_Task goal_
State how many lines of the records contain the string "alpha". Give the number alone.

_Input_
================================

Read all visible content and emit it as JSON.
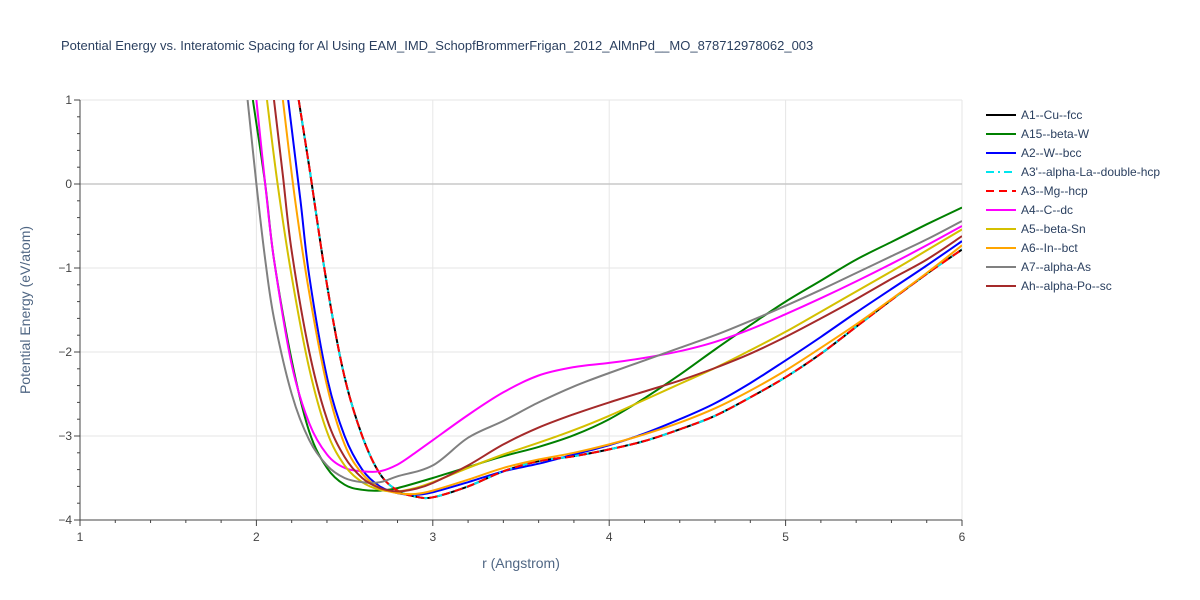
{
  "chart_data": {
    "type": "line",
    "title": "Potential Energy vs. Interatomic Spacing for Al Using EAM_IMD_SchopfBrommerFrigan_2012_AlMnPd__MO_878712978062_003",
    "xlabel": "r (Angstrom)",
    "ylabel": "Potential Energy (eV/atom)",
    "xlim": [
      1,
      6
    ],
    "ylim": [
      -4,
      1
    ],
    "xticks": [
      "1",
      "2",
      "3",
      "4",
      "5",
      "6"
    ],
    "yticks": [
      "1",
      "0",
      "−1",
      "−2",
      "−3",
      "−4"
    ],
    "grid": true,
    "legend_position": "right",
    "series": [
      {
        "name": "A1--Cu--fcc",
        "color": "#000000",
        "dash": "solid",
        "x": [
          2.24,
          2.3,
          2.4,
          2.5,
          2.6,
          2.7,
          2.8,
          2.9,
          3.0,
          3.2,
          3.4,
          3.6,
          3.8,
          4.0,
          4.2,
          4.4,
          4.6,
          4.8,
          5.0,
          5.2,
          5.4,
          5.6,
          5.8,
          6.0
        ],
        "y": [
          1.0,
          0.2,
          -1.2,
          -2.3,
          -3.0,
          -3.45,
          -3.65,
          -3.72,
          -3.73,
          -3.6,
          -3.42,
          -3.3,
          -3.24,
          -3.16,
          -3.06,
          -2.92,
          -2.76,
          -2.54,
          -2.3,
          -2.02,
          -1.7,
          -1.38,
          -1.07,
          -0.78
        ]
      },
      {
        "name": "A15--beta-W",
        "color": "#008000",
        "dash": "solid",
        "x": [
          1.98,
          2.05,
          2.1,
          2.2,
          2.3,
          2.4,
          2.5,
          2.6,
          2.7,
          2.8,
          3.0,
          3.2,
          3.4,
          3.6,
          3.8,
          4.0,
          4.2,
          4.4,
          4.6,
          4.8,
          5.0,
          5.2,
          5.4,
          5.6,
          5.8,
          6.0
        ],
        "y": [
          1.0,
          0.0,
          -0.9,
          -2.1,
          -2.95,
          -3.38,
          -3.58,
          -3.64,
          -3.65,
          -3.62,
          -3.5,
          -3.37,
          -3.24,
          -3.13,
          -2.99,
          -2.8,
          -2.55,
          -2.27,
          -1.97,
          -1.68,
          -1.4,
          -1.15,
          -0.9,
          -0.69,
          -0.48,
          -0.28
        ]
      },
      {
        "name": "A2--W--bcc",
        "color": "#0000ff",
        "dash": "solid",
        "x": [
          2.18,
          2.25,
          2.3,
          2.4,
          2.5,
          2.6,
          2.7,
          2.8,
          2.9,
          3.0,
          3.2,
          3.4,
          3.6,
          3.8,
          4.0,
          4.2,
          4.4,
          4.6,
          4.8,
          5.0,
          5.2,
          5.4,
          5.6,
          5.8,
          6.0
        ],
        "y": [
          1.0,
          -0.2,
          -1.1,
          -2.3,
          -3.0,
          -3.4,
          -3.6,
          -3.68,
          -3.7,
          -3.67,
          -3.55,
          -3.42,
          -3.33,
          -3.22,
          -3.11,
          -2.97,
          -2.8,
          -2.61,
          -2.37,
          -2.1,
          -1.82,
          -1.53,
          -1.25,
          -0.97,
          -0.68
        ]
      },
      {
        "name": "A3'--alpha-La--double-hcp",
        "color": "#00e5ee",
        "dash": "dashdot",
        "x": [
          2.24,
          2.3,
          2.4,
          2.5,
          2.6,
          2.7,
          2.8,
          2.9,
          3.0,
          3.2,
          3.4,
          3.6,
          3.8,
          4.0,
          4.2,
          4.4,
          4.6,
          4.8,
          5.0,
          5.2,
          5.4,
          5.6,
          5.8,
          6.0
        ],
        "y": [
          1.0,
          0.2,
          -1.2,
          -2.3,
          -3.0,
          -3.45,
          -3.65,
          -3.72,
          -3.73,
          -3.6,
          -3.42,
          -3.3,
          -3.24,
          -3.16,
          -3.06,
          -2.92,
          -2.76,
          -2.54,
          -2.3,
          -2.02,
          -1.7,
          -1.38,
          -1.07,
          -0.78
        ]
      },
      {
        "name": "A3--Mg--hcp",
        "color": "#ff0000",
        "dash": "dash",
        "x": [
          2.24,
          2.3,
          2.4,
          2.5,
          2.6,
          2.7,
          2.8,
          2.9,
          3.0,
          3.2,
          3.4,
          3.6,
          3.8,
          4.0,
          4.2,
          4.4,
          4.6,
          4.8,
          5.0,
          5.2,
          5.4,
          5.6,
          5.8,
          6.0
        ],
        "y": [
          1.0,
          0.2,
          -1.2,
          -2.3,
          -3.0,
          -3.45,
          -3.65,
          -3.72,
          -3.73,
          -3.6,
          -3.42,
          -3.3,
          -3.24,
          -3.16,
          -3.06,
          -2.92,
          -2.76,
          -2.54,
          -2.3,
          -2.02,
          -1.7,
          -1.38,
          -1.07,
          -0.78
        ]
      },
      {
        "name": "A4--C--dc",
        "color": "#ff00ff",
        "dash": "solid",
        "x": [
          2.0,
          2.05,
          2.1,
          2.2,
          2.3,
          2.4,
          2.5,
          2.6,
          2.7,
          2.8,
          2.9,
          3.0,
          3.2,
          3.4,
          3.6,
          3.8,
          4.0,
          4.2,
          4.4,
          4.6,
          4.8,
          5.0,
          5.2,
          5.4,
          5.6,
          5.8,
          6.0
        ],
        "y": [
          1.0,
          0.0,
          -0.9,
          -2.15,
          -2.85,
          -3.22,
          -3.38,
          -3.42,
          -3.42,
          -3.34,
          -3.2,
          -3.05,
          -2.75,
          -2.48,
          -2.28,
          -2.18,
          -2.13,
          -2.07,
          -1.99,
          -1.88,
          -1.73,
          -1.55,
          -1.36,
          -1.16,
          -0.95,
          -0.73,
          -0.5
        ]
      },
      {
        "name": "A5--beta-Sn",
        "color": "#d4c000",
        "dash": "solid",
        "x": [
          2.06,
          2.12,
          2.2,
          2.3,
          2.4,
          2.5,
          2.6,
          2.7,
          2.8,
          2.9,
          3.0,
          3.2,
          3.4,
          3.6,
          3.8,
          4.0,
          4.2,
          4.4,
          4.6,
          4.8,
          5.0,
          5.2,
          5.4,
          5.6,
          5.8,
          6.0
        ],
        "y": [
          1.0,
          0.0,
          -1.1,
          -2.2,
          -2.95,
          -3.35,
          -3.55,
          -3.64,
          -3.66,
          -3.62,
          -3.55,
          -3.38,
          -3.22,
          -3.08,
          -2.93,
          -2.76,
          -2.57,
          -2.38,
          -2.19,
          -1.98,
          -1.76,
          -1.52,
          -1.28,
          -1.04,
          -0.79,
          -0.54
        ]
      },
      {
        "name": "A6--In--bct",
        "color": "#ffa500",
        "dash": "solid",
        "x": [
          2.15,
          2.22,
          2.3,
          2.4,
          2.5,
          2.6,
          2.7,
          2.8,
          2.9,
          3.0,
          3.2,
          3.4,
          3.6,
          3.8,
          4.0,
          4.2,
          4.4,
          4.6,
          4.8,
          5.0,
          5.2,
          5.4,
          5.6,
          5.8,
          6.0
        ],
        "y": [
          1.0,
          -0.2,
          -1.3,
          -2.4,
          -3.1,
          -3.45,
          -3.62,
          -3.68,
          -3.69,
          -3.65,
          -3.52,
          -3.38,
          -3.28,
          -3.2,
          -3.1,
          -2.98,
          -2.84,
          -2.67,
          -2.46,
          -2.22,
          -1.95,
          -1.67,
          -1.37,
          -1.06,
          -0.73
        ]
      },
      {
        "name": "A7--alpha-As",
        "color": "#808080",
        "dash": "solid",
        "x": [
          1.95,
          2.0,
          2.05,
          2.1,
          2.2,
          2.3,
          2.4,
          2.5,
          2.6,
          2.7,
          2.8,
          3.0,
          3.2,
          3.4,
          3.6,
          3.8,
          4.0,
          4.2,
          4.4,
          4.6,
          4.8,
          5.0,
          5.2,
          5.4,
          5.6,
          5.8,
          6.0
        ],
        "y": [
          1.0,
          0.0,
          -0.9,
          -1.6,
          -2.5,
          -3.05,
          -3.35,
          -3.5,
          -3.55,
          -3.55,
          -3.48,
          -3.35,
          -3.02,
          -2.82,
          -2.6,
          -2.41,
          -2.25,
          -2.1,
          -1.95,
          -1.8,
          -1.63,
          -1.45,
          -1.26,
          -1.06,
          -0.86,
          -0.66,
          -0.44
        ]
      },
      {
        "name": "Ah--alpha-Po--sc",
        "color": "#a52a2a",
        "dash": "solid",
        "x": [
          2.1,
          2.15,
          2.2,
          2.3,
          2.4,
          2.5,
          2.6,
          2.7,
          2.8,
          2.9,
          3.0,
          3.2,
          3.4,
          3.6,
          3.8,
          4.0,
          4.2,
          4.4,
          4.6,
          4.8,
          5.0,
          5.2,
          5.4,
          5.6,
          5.8,
          6.0
        ],
        "y": [
          1.0,
          0.1,
          -0.8,
          -2.0,
          -2.8,
          -3.25,
          -3.5,
          -3.62,
          -3.66,
          -3.63,
          -3.56,
          -3.35,
          -3.1,
          -2.9,
          -2.74,
          -2.6,
          -2.47,
          -2.34,
          -2.19,
          -2.02,
          -1.82,
          -1.6,
          -1.37,
          -1.13,
          -0.9,
          -0.62
        ]
      }
    ]
  }
}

================================

_Exercise output_
3